Collected data entries:
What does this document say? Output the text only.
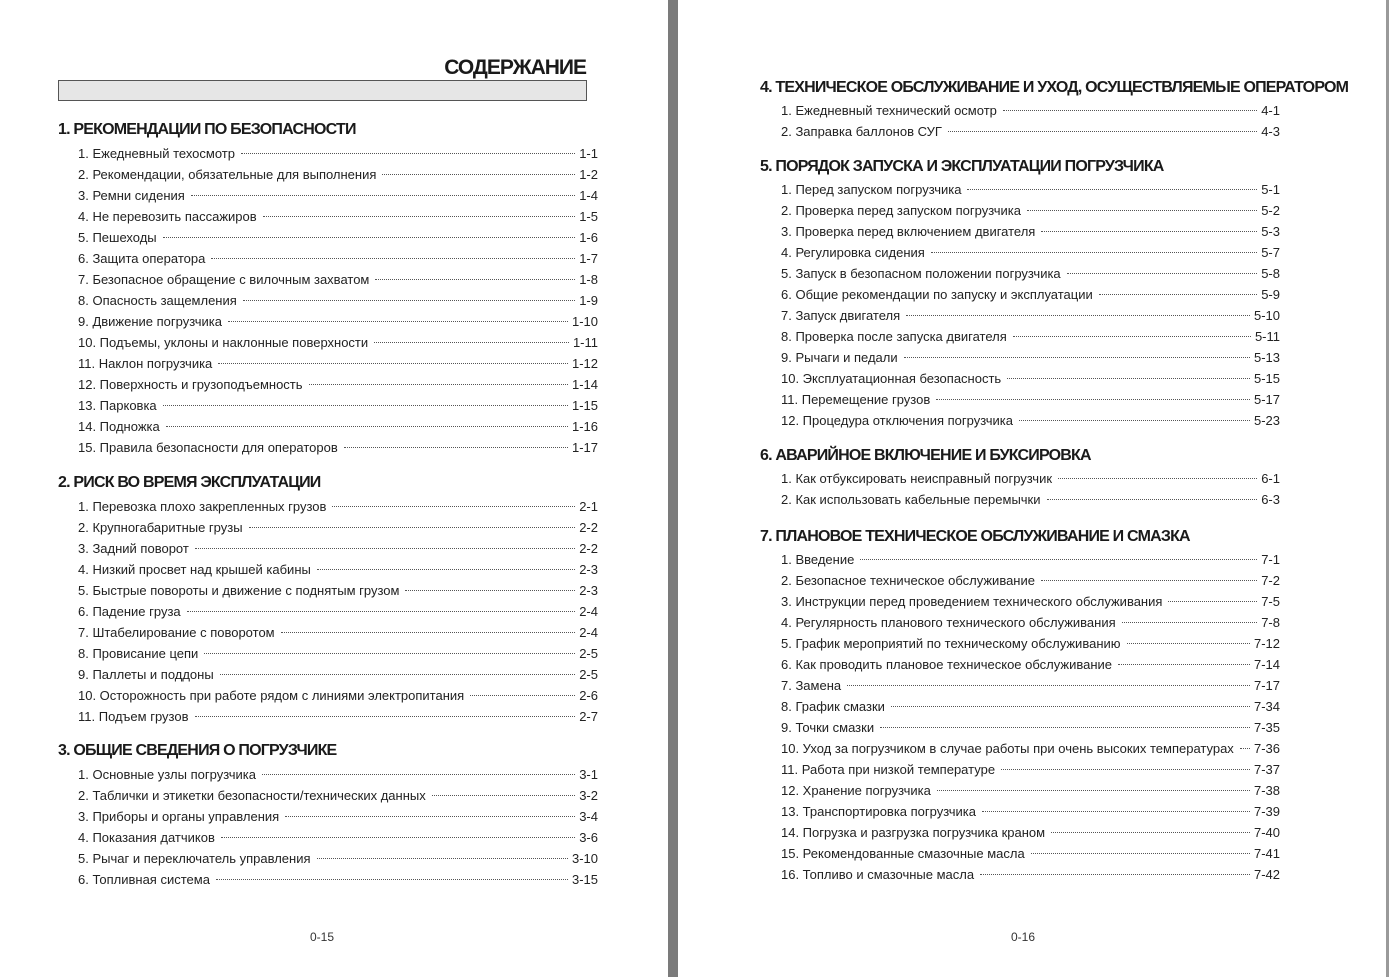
СОДЕРЖАНИЕ
0-15
1. РЕКОМЕНДАЦИИ ПО БЕЗОПАСНОСТИ
1. Ежедневный техосмотр	1-1
2. Рекомендации, обязательные для выполнения	1-2
3. Ремни сидения	1-4
4. Не перевозить пассажиров	1-5
5. Пешеходы	1-6
6. Защита оператора	1-7
7. Безопасное обращение с вилочным захватом	1-8
8. Опасность защемления	1-9
9. Движение погрузчика	1-10
10. Подъемы, уклоны и наклонные поверхности	1-11
11. Наклон погрузчика	1-12
12. Поверхность и грузоподъемность	1-14
13. Парковка	1-15
14. Подножка	1-16
15. Правила безопасности для операторов	1-17
2. РИСК ВО ВРЕМЯ ЭКСПЛУАТАЦИИ
1. Перевозка плохо закрепленных грузов	2-1
2. Крупногабаритные грузы	2-2
3. Задний поворот	2-2
4. Низкий просвет над крышей кабины	2-3
5. Быстрые повороты и движение с поднятым грузом	2-3
6. Падение груза	2-4
7. Штабелирование с поворотом	2-4
8. Провисание цепи	2-5
9. Паллеты и поддоны	2-5
10. Осторожность при работе рядом с линиями электропитания	2-6
11. Подъем грузов	2-7
3. ОБЩИЕ СВЕДЕНИЯ О ПОГРУЗЧИКЕ
1. Основные узлы погрузчика	3-1
2. Таблички и этикетки безопасности/технических данных	3-2
3. Приборы и органы управления	3-4
4. Показания датчиков	3-6
5. Рычаг и переключатель управления	3-10
6. Топливная система	3-15
0-16
4. ТЕХНИЧЕСКОЕ ОБСЛУЖИВАНИЕ И УХОД, ОСУЩЕСТВЛЯЕМЫЕ ОПЕРАТОРОМ
1. Ежедневный технический осмотр	4-1
2. Заправка баллонов СУГ	4-3
5. ПОРЯДОК ЗАПУСКА И ЭКСПЛУАТАЦИИ ПОГРУЗЧИКА
1. Перед запуском погрузчика	5-1
2. Проверка перед запуском погрузчика	5-2
3. Проверка перед включением двигателя	5-3
4. Регулировка сидения	5-7
5. Запуск в безопасном положении погрузчика	5-8
6. Общие рекомендации по запуску и эксплуатации	5-9
7. Запуск двигателя	5-10
8. Проверка после запуска двигателя	5-11
9. Рычаги и педали	5-13
10. Эксплуатационная безопасность	5-15
11. Перемещение грузов	5-17
12. Процедура отключения погрузчика	5-23
6. АВАРИЙНОЕ ВКЛЮЧЕНИЕ И БУКСИРОВКА
1. Как отбуксировать неисправный погрузчик	6-1
2. Как использовать кабельные перемычки	6-3
7. ПЛАНОВОЕ ТЕХНИЧЕСКОЕ ОБСЛУЖИВАНИЕ И СМАЗКА
1. Введение	7-1
2. Безопасное техническое обслуживание	7-2
3. Инструкции перед проведением технического обслуживания	7-5
4. Регулярность планового технического обслуживания	7-8
5. График мероприятий по техническому обслуживанию	7-12
6. Как проводить плановое техническое обслуживание	7-14
7. Замена	7-17
8. График смазки	7-34
9. Точки смазки	7-35
10. Уход за погрузчиком в случае работы при очень высоких температурах 7-36
11. Работа при низкой температуре	7-37
12. Хранение погрузчика	7-38
13. Транспортировка погрузчика	7-39
14. Погрузка и разгрузка погрузчика краном	7-40
15. Рекомендованные смазочные масла	7-41
16. Топливо и смазочные масла	7-42
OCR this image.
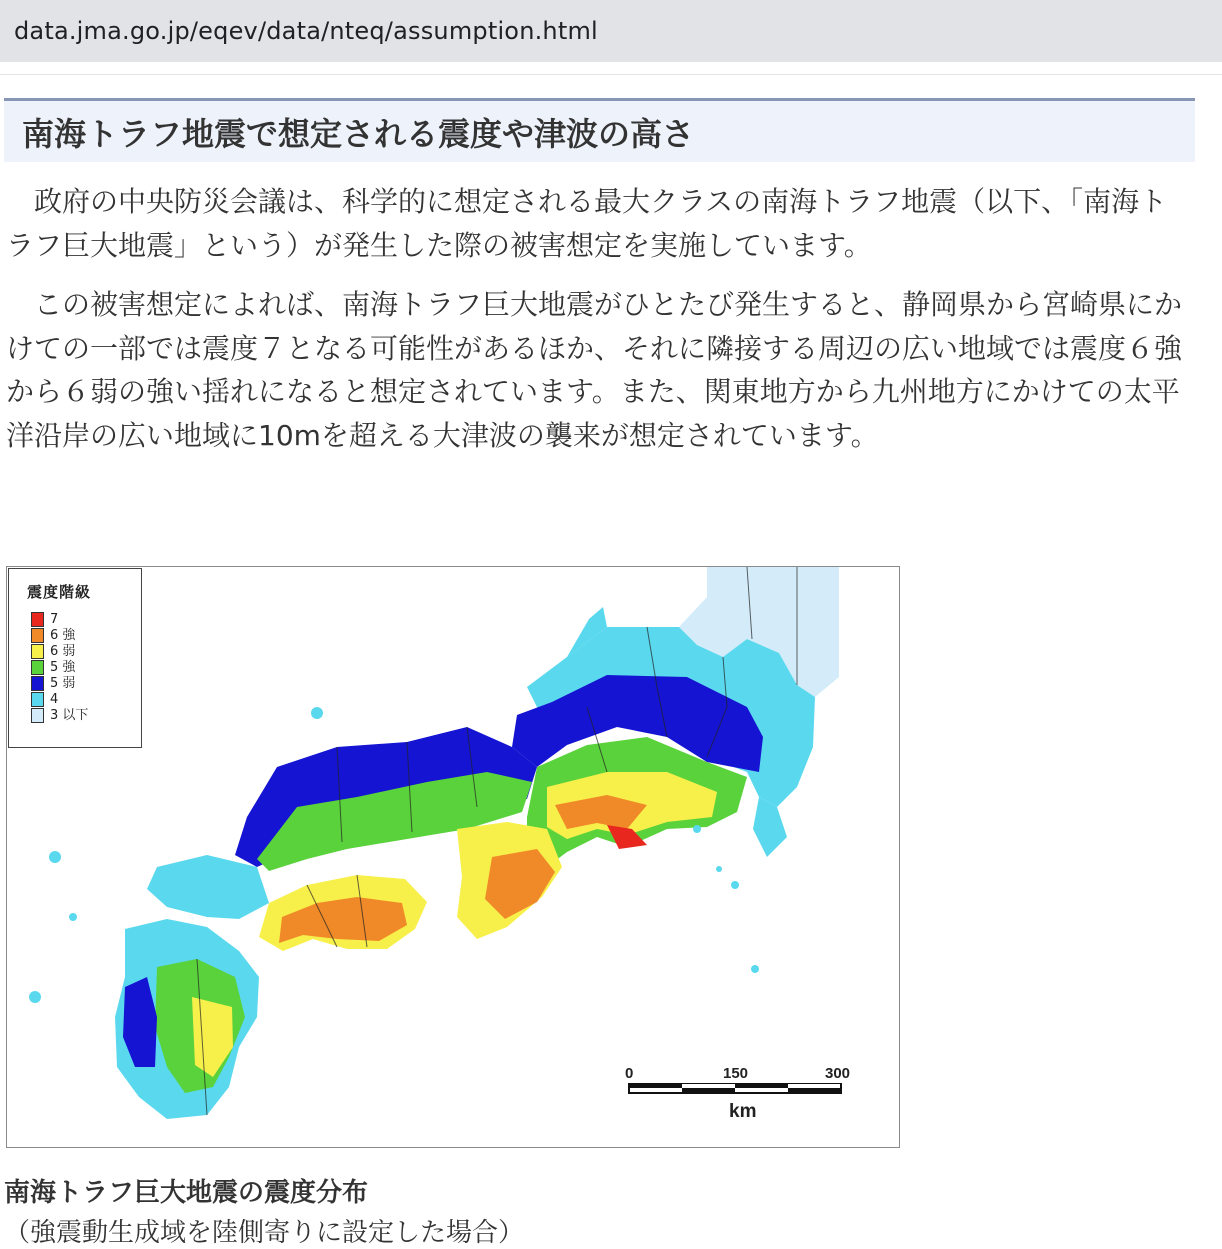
data.jma.go.jp/eqev/data/nteq/assumption.html
南海トラフ地震で想定される震度や津波の高さ

政府の中央防災会議は、科学的に想定される最大クラスの南海トラフ地震（以下、「南海トラフ巨大地震」という）が発生した際の被害想定を実施しています。

この被害想定によれば、南海トラフ巨大地震がひとたび発生すると、静岡県から宮崎県にかけての一部では震度７となる可能性があるほか、それに隣接する周辺の広い地域では震度６強から６弱の強い揺れになると想定されています。また、関東地方から九州地方にかけての太平洋沿岸の広い地域に10mを超える大津波の襲来が想定されています。

震度階級
7
6 強
6 弱
5 強
5 弱
4
3 以下
0	150	300
km
南海トラフ巨大地震の震度分布
（強震動生成域を陸側寄りに設定した場合）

_Stated goal_
In the listing above, how many lines hold the word "this"? Give the number and nothing more.

_Answer for the task_
2